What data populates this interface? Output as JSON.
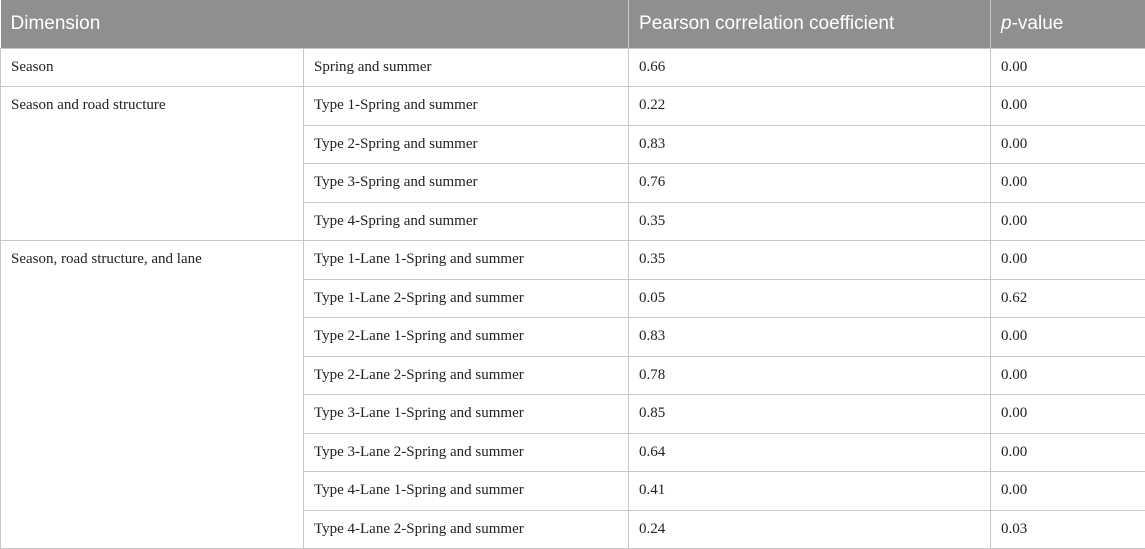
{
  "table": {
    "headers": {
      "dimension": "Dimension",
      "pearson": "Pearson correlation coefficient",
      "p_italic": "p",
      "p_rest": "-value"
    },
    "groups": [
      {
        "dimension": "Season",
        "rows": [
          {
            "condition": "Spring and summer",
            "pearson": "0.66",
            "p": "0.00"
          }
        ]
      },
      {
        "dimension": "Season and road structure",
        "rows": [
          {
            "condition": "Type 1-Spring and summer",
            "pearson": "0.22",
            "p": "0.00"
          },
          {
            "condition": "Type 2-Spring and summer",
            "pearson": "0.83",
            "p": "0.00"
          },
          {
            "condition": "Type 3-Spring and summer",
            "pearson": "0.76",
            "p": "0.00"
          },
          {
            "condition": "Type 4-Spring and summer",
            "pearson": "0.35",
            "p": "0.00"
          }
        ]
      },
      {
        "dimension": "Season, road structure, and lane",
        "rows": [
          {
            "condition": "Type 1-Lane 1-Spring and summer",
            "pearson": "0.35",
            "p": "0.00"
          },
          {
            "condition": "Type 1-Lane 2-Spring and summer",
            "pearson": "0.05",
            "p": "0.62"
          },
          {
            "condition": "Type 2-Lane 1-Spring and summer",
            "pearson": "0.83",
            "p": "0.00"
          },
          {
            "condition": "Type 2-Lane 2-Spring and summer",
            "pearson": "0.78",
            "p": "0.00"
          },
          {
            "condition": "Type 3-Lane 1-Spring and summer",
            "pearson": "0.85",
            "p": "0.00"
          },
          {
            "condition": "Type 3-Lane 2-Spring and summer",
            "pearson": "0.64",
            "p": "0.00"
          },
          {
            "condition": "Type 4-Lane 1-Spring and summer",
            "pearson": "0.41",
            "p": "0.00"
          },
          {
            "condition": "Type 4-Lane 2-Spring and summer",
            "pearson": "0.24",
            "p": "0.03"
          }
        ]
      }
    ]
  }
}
━━━━━━━━━━━━━━━━━━━━━━━━━━━━━━
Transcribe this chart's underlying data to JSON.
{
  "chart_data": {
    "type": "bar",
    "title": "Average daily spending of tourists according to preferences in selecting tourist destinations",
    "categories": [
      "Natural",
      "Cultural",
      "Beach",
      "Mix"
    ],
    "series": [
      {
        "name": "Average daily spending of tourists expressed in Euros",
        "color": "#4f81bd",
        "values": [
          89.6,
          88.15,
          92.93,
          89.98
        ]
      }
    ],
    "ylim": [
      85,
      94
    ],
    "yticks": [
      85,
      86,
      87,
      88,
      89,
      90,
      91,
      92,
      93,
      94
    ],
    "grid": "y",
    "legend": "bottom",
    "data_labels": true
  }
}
━━━━━━━━━━━━━━━━━━━━━━━━━━━━━━
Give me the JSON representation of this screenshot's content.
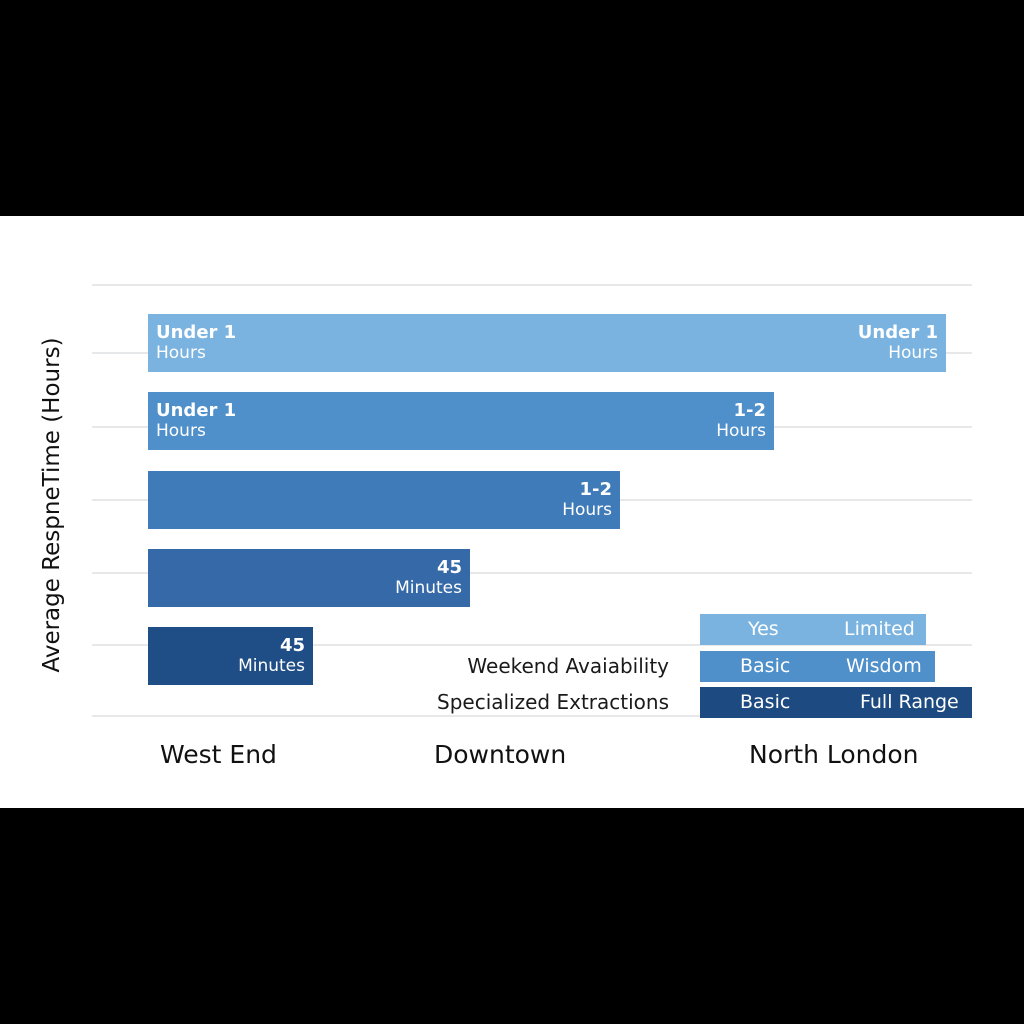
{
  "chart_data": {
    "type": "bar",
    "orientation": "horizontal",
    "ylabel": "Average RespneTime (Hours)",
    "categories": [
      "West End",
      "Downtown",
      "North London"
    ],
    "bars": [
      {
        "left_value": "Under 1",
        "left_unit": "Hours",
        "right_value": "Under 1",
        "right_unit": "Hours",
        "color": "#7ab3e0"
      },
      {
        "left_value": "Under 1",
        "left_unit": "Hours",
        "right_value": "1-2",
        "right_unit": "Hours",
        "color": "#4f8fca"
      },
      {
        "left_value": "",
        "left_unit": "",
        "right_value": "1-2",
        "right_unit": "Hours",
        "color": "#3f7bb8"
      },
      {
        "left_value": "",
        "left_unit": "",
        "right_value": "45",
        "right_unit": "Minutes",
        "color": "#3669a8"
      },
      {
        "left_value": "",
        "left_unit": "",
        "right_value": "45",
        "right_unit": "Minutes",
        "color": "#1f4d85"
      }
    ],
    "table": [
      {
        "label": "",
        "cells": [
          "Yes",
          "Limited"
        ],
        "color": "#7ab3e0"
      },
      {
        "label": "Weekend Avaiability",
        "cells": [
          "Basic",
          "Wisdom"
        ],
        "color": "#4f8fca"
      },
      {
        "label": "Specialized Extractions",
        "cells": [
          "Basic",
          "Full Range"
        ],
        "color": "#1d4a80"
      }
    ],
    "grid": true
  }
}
━━━━━━━━━━━━━━━━━━━━━━━━━━━━━━
## DIRECTION
Among the lines of the material above, how many include the string "this"? Report only that number.

## EXPECTED ANSWER
3